(Records that describe figures)
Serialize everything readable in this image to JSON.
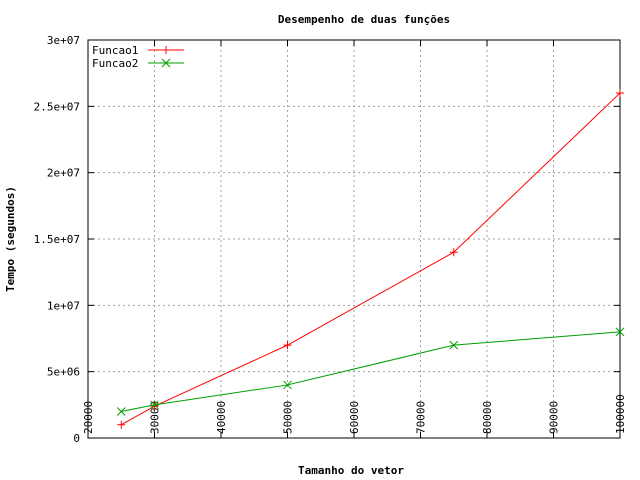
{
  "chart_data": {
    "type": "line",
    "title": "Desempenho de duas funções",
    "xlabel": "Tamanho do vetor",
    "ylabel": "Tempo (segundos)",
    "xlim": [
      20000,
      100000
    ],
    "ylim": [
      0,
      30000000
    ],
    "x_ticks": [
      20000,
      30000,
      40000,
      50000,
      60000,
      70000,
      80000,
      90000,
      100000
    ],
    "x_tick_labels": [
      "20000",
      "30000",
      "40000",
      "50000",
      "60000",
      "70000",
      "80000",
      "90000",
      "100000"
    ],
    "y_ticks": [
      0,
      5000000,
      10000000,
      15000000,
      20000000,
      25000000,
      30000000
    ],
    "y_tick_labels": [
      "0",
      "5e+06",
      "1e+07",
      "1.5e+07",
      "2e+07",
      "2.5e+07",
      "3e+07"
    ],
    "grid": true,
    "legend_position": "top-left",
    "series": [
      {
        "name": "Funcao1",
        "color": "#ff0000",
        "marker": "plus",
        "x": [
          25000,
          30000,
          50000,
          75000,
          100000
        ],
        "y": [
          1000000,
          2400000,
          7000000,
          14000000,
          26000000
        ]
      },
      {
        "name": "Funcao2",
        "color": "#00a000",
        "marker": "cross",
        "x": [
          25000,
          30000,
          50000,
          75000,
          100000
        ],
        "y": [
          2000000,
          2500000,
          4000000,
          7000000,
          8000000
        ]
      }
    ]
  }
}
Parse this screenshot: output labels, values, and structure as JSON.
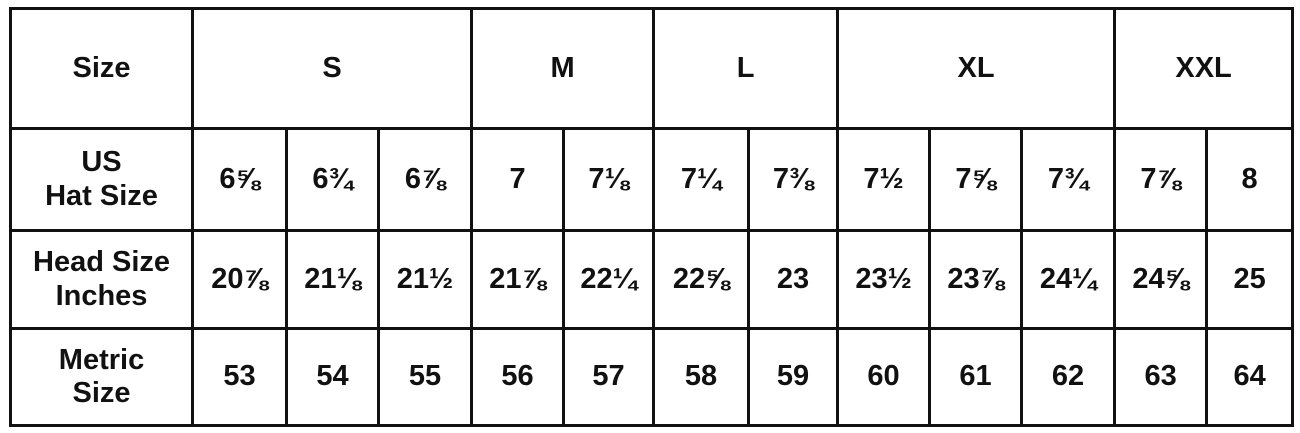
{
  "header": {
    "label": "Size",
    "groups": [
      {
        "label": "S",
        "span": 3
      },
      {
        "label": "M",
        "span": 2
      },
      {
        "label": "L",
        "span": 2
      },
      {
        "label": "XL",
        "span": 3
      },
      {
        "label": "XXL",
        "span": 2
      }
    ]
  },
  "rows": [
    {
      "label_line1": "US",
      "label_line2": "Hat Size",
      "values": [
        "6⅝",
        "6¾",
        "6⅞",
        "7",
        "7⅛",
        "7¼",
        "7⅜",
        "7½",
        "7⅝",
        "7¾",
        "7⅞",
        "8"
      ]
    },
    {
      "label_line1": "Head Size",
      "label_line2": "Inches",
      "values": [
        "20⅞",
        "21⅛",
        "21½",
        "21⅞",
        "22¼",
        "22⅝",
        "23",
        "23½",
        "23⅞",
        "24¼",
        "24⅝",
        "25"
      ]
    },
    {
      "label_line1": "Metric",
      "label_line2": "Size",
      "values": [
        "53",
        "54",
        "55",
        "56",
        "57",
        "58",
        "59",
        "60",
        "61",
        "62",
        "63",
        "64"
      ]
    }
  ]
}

...

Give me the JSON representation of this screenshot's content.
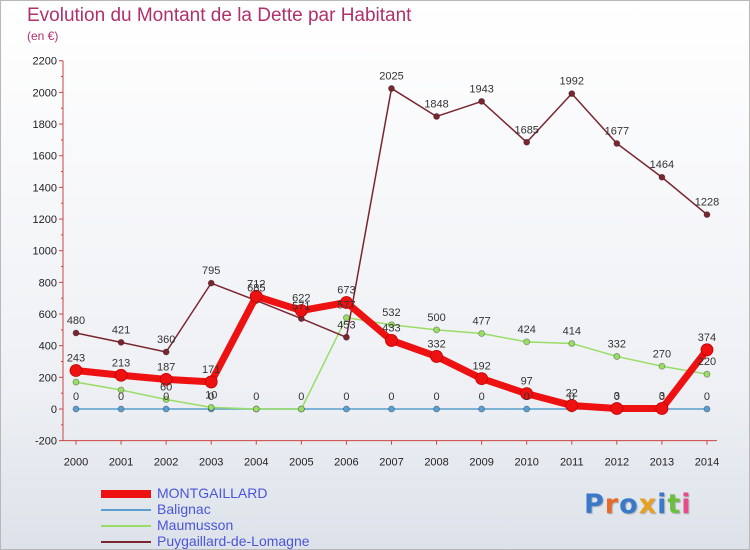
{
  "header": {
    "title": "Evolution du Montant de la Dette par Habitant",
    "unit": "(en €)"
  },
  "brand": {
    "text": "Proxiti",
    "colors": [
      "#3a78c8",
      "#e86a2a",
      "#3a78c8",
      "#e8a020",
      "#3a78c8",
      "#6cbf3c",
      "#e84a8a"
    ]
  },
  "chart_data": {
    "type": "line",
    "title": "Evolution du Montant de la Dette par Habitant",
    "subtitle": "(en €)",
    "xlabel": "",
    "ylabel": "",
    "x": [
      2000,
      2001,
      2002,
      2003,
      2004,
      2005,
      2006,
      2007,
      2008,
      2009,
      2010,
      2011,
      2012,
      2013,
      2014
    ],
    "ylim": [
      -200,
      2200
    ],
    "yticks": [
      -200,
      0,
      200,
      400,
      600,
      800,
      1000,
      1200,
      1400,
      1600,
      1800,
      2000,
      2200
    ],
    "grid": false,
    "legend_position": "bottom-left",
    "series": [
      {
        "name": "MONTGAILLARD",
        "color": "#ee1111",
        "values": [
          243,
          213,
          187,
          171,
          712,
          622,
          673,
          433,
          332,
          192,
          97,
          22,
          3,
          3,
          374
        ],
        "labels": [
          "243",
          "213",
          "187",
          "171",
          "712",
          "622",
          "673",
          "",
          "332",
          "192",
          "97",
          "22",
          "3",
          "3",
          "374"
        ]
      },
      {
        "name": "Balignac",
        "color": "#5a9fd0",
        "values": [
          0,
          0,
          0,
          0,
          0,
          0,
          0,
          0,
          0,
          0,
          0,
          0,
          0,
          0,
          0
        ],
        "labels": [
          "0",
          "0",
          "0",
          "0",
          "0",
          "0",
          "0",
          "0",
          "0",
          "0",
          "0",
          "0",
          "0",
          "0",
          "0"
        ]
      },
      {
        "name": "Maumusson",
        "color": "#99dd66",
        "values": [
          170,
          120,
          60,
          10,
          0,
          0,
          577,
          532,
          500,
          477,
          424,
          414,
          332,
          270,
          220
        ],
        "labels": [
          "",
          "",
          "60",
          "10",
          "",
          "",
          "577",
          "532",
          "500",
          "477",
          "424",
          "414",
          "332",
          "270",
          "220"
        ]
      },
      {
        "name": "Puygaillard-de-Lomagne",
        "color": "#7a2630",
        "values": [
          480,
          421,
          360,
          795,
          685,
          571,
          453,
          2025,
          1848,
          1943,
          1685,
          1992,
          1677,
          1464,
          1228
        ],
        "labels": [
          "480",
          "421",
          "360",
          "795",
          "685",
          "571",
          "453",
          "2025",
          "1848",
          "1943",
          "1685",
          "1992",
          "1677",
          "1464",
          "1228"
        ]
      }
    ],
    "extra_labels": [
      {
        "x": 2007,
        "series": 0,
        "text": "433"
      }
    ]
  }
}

--

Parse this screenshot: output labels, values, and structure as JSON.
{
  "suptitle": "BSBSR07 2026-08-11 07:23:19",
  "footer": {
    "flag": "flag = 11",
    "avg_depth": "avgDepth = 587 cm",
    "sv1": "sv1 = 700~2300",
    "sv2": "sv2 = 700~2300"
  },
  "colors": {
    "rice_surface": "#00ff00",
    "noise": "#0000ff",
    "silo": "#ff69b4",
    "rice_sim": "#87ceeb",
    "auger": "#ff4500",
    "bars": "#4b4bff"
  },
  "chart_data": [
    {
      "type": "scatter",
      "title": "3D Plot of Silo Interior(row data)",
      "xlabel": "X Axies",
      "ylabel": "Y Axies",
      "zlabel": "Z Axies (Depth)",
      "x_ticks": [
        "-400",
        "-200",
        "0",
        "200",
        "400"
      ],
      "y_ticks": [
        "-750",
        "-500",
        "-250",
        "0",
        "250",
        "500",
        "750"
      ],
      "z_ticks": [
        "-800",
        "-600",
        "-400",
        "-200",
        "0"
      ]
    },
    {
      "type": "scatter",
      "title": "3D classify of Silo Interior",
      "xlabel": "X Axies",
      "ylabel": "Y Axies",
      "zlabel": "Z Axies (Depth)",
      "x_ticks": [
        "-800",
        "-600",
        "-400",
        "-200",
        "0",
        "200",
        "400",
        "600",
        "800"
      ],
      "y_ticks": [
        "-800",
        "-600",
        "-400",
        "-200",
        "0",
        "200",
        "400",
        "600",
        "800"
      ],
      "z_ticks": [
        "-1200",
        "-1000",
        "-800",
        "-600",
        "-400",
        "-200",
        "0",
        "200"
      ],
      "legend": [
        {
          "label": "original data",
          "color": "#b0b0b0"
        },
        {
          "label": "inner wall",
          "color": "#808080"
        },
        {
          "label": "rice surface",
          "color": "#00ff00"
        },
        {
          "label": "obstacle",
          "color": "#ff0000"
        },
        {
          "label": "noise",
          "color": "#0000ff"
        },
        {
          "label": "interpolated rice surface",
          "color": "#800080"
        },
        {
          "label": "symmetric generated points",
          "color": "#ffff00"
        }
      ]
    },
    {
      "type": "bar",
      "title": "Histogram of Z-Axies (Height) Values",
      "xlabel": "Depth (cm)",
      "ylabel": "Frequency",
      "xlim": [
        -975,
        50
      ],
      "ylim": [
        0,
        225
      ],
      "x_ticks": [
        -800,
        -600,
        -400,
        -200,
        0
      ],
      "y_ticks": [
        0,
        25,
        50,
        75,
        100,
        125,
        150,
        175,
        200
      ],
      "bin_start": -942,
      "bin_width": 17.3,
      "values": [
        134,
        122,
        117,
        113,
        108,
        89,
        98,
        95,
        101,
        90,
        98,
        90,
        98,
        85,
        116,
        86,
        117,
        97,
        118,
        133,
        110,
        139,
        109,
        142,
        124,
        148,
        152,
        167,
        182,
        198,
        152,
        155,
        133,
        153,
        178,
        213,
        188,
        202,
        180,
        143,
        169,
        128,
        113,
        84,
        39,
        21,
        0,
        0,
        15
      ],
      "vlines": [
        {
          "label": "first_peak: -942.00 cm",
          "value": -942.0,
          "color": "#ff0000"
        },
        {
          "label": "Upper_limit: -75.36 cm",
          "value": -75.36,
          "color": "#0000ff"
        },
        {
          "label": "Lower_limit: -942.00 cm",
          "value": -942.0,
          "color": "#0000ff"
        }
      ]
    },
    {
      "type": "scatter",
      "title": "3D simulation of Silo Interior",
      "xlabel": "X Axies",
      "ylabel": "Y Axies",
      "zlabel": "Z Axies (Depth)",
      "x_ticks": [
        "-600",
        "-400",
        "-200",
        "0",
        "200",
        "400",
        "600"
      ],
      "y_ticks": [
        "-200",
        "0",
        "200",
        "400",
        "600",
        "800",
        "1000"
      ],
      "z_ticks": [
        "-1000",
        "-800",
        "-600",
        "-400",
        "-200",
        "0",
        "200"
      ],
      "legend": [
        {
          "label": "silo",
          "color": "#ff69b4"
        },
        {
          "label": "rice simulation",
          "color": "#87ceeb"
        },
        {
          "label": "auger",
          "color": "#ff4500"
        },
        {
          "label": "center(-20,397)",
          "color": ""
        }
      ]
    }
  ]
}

## Written problem
Look through the listing above. Pick out each line with "simulation" and copy it.

## Correct response
      "title": "3D simulation of Silo Interior",
          "label": "rice simulation",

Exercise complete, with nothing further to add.